• TEXTO:
————

Las empresas tienen diferentes alternativas para valorar sus activos, en función de sus necesidades particulares y, sobre todo, de la exactitud con la cual se pueden realizar estos cálculos. Cada una de ellas cuentan con sus ventajas y sus inconvenientes, aunque la mayoría de empresas se suelen decantar por dos de ellas: el coste histórico y el valor razonable. La primera de ellas, por la facilidad en su medición, y la segunda por ser la que mejor refleja el valor real de los activos.
En la práctica, la aplicación de una o de otra depende de los recursos con los que cuente la empresa y con la existencia o no de un mercado en el que coticen estos activos. En la mayoría de ocasiones, se suele utilizar el coste histórico, por ser el más sencillo de utilizar, y sobre todo por todos los problemas que tiene el valor razonable dentro de la contabilidad de una empresa.
El valor razonable, además, tiene un cierto grado de subjetividad que le impide estar exentos de problemas contables. No obstante, la dicotomía entre coste histórico y valor razonable no es tan marcado como podría parecer.

————

• DATOS SIN PROCESAR:
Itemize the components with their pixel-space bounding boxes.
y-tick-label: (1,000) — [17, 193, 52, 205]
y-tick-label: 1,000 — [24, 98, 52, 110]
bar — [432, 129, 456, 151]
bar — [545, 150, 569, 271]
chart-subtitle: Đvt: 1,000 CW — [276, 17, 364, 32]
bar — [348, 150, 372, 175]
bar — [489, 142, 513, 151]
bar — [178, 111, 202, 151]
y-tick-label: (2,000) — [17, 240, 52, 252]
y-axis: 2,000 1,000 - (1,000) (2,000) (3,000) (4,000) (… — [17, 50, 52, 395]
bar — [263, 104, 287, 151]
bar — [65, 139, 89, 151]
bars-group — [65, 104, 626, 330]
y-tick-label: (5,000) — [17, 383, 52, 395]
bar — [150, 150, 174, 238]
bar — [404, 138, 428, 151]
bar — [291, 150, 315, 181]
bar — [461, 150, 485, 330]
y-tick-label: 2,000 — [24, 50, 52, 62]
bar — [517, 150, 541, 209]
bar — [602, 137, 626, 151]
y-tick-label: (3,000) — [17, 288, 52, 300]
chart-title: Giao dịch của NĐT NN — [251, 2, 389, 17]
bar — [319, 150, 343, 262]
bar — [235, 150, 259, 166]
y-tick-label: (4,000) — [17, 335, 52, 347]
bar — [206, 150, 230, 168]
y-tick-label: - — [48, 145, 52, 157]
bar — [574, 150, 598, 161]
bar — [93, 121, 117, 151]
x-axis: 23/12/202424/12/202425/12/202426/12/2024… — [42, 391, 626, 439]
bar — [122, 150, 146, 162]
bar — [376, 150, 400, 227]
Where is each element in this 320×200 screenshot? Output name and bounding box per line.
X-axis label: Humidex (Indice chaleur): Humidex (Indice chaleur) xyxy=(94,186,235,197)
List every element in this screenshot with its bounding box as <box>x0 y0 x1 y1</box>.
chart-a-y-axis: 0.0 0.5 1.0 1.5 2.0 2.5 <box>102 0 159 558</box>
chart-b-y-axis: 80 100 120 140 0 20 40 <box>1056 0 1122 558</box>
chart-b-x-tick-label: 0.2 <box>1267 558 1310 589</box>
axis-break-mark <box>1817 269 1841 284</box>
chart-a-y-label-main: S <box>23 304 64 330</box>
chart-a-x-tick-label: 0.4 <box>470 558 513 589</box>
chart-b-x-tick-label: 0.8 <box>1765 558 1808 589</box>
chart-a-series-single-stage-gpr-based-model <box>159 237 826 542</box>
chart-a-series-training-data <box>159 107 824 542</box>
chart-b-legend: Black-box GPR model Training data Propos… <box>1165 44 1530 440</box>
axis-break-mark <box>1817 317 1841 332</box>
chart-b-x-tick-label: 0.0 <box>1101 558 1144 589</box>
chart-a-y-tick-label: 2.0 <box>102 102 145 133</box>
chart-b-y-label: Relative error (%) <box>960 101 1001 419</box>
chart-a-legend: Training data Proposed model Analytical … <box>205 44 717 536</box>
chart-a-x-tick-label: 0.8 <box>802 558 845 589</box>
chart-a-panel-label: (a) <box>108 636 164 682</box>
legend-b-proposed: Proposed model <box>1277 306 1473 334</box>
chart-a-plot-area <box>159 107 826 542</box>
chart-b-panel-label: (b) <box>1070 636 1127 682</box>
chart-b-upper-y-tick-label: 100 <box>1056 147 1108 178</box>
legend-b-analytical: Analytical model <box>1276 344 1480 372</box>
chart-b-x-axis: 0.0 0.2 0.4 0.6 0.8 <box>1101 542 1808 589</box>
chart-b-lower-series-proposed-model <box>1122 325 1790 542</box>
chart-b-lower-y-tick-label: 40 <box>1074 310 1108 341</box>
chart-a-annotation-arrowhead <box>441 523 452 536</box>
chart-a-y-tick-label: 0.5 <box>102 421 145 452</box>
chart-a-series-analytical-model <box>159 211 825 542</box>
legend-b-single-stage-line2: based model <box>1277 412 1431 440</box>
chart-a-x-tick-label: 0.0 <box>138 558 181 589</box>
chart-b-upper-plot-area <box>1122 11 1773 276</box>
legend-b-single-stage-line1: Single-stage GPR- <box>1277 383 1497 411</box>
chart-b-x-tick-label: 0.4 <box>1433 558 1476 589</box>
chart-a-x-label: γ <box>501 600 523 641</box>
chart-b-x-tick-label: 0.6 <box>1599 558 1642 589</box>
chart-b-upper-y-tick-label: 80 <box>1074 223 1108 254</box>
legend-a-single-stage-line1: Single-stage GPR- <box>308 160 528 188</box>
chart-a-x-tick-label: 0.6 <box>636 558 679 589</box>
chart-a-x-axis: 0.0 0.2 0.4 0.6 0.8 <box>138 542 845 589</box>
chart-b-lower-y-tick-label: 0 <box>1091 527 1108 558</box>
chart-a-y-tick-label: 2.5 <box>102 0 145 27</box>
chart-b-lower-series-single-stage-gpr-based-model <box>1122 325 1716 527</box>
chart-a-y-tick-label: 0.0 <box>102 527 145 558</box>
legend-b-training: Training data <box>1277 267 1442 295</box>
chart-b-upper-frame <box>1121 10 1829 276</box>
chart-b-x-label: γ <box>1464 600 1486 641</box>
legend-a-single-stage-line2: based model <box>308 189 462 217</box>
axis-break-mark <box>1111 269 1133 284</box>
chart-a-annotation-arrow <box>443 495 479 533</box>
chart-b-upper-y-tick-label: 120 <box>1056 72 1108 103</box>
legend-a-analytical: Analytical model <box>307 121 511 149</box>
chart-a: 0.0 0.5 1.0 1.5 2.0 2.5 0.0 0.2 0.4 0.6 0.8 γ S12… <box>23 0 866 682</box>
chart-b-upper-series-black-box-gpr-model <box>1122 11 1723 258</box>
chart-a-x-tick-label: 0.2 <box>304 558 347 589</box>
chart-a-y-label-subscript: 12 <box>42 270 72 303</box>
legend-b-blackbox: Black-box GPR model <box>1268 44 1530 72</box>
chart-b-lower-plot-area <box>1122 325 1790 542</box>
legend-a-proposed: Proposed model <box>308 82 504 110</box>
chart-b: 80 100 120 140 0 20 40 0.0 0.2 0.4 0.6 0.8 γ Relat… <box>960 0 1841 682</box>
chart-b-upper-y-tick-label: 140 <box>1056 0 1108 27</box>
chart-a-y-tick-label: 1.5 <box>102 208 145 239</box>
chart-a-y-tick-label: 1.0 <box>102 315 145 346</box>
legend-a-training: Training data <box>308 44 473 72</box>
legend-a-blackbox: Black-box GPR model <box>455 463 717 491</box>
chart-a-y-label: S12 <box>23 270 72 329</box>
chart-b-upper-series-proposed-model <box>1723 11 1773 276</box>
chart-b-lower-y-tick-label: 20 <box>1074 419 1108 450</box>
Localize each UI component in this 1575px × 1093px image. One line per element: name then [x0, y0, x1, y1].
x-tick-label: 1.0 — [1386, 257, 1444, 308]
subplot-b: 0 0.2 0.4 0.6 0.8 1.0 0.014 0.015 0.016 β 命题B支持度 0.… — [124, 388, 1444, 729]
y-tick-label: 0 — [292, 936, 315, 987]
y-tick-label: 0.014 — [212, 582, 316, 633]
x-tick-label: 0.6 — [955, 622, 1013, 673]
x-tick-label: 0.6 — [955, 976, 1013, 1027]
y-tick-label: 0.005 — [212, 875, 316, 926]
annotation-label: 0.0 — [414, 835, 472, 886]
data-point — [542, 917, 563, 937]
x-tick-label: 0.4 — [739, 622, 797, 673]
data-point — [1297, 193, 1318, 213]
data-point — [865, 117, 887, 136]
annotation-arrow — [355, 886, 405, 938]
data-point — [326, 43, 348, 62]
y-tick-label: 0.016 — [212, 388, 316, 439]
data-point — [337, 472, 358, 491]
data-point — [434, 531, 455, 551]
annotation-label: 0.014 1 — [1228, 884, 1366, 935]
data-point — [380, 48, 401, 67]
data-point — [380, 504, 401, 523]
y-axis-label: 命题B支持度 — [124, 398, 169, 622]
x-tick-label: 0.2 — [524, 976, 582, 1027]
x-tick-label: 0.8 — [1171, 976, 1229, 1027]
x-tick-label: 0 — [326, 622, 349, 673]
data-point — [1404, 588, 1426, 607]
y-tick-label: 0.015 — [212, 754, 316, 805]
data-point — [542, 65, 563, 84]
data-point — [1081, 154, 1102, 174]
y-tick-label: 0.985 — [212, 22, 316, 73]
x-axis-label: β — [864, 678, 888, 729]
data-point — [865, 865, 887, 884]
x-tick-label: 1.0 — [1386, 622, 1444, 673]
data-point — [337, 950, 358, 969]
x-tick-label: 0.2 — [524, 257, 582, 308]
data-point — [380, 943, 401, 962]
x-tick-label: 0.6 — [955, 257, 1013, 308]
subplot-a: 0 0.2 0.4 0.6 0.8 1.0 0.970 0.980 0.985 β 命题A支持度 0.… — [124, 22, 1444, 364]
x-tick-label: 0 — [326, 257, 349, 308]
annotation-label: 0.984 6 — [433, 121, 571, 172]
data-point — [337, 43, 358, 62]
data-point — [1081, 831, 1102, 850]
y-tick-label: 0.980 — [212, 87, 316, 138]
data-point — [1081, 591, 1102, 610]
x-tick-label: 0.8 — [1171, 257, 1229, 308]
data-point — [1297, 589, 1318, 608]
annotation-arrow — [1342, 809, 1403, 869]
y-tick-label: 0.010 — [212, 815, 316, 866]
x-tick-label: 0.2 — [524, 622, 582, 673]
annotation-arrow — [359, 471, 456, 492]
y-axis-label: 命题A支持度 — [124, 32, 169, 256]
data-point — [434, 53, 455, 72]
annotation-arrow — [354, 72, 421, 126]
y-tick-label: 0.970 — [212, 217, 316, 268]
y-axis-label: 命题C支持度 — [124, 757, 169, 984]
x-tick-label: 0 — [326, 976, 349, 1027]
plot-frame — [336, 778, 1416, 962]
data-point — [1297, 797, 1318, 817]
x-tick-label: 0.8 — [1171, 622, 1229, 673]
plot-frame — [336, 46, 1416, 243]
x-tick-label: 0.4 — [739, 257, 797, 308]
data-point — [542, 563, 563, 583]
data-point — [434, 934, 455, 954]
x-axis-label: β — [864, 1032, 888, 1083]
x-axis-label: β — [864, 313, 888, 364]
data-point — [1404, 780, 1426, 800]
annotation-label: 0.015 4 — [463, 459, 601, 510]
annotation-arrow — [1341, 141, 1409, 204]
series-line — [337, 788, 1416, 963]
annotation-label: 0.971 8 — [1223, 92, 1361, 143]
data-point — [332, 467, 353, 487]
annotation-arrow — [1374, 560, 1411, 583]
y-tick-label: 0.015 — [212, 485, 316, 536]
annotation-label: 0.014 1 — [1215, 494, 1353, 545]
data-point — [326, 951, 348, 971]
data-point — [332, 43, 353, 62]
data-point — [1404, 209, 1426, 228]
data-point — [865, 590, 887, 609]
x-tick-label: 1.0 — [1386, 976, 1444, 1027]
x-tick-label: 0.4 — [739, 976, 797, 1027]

————

• CONJUNTO DE TAREAS:
- 1) Según el texto sobre la valoración de activos, ¿cuáles son los dos métodos que suele elegir la mayoría de las empresas?
- 2) Reproduce el fragmento del texto sobre la valoración de activos que comienza en las palabras "Las empresas tienen" y termina después de "de los activos.".
- 3) Por favor, continúa el texto sobre la valoración de activos a partir de su última oración.

• RESPUESTAS ESCRITAS:
- 1) El coste histórico y el valor razonable.

- 2)
Las empresas tienen diferentes alternativas para valorar sus activos, en función de sus necesidades particulares y, sobre todo, de la exactitud con la cual se pueden realizar estos cálculos. Cada una de ellas cuentan con sus ventajas y sus inconvenientes, aunque la mayoría de empresas se suelen decantar por dos de ellas: el coste histórico y el valor razonable. La primera de ellas, por la facilidad en su medición, y la segunda por ser la que mejor refleja el valor real de los activos.

- 3)
El coste histórico necesita un cierto grado de actualización para que sea útil y relevante para reflejar una imagen fiel de la empresa, lo cual tampoco está exento de una cierta subjetividad. Por esta razón, todas las vulnerabilidades que se le atribuyen al valor razonable como método de medición contable son también extrapolables al coste histórico, en especial si tenemos en cuenta que este valor tiene que actualizarse.
Por tanto, ni el coste histórico ni el valor razonable, pese a ser los métodos contables de valoración más utilizados, son de lejos perfectos. Por esta razón, la Junta de Normas Internacionales de Contabilidad (IASB), recomiendan utilizar un sistema mixto, utilizando el valor histórico y el valor razonable.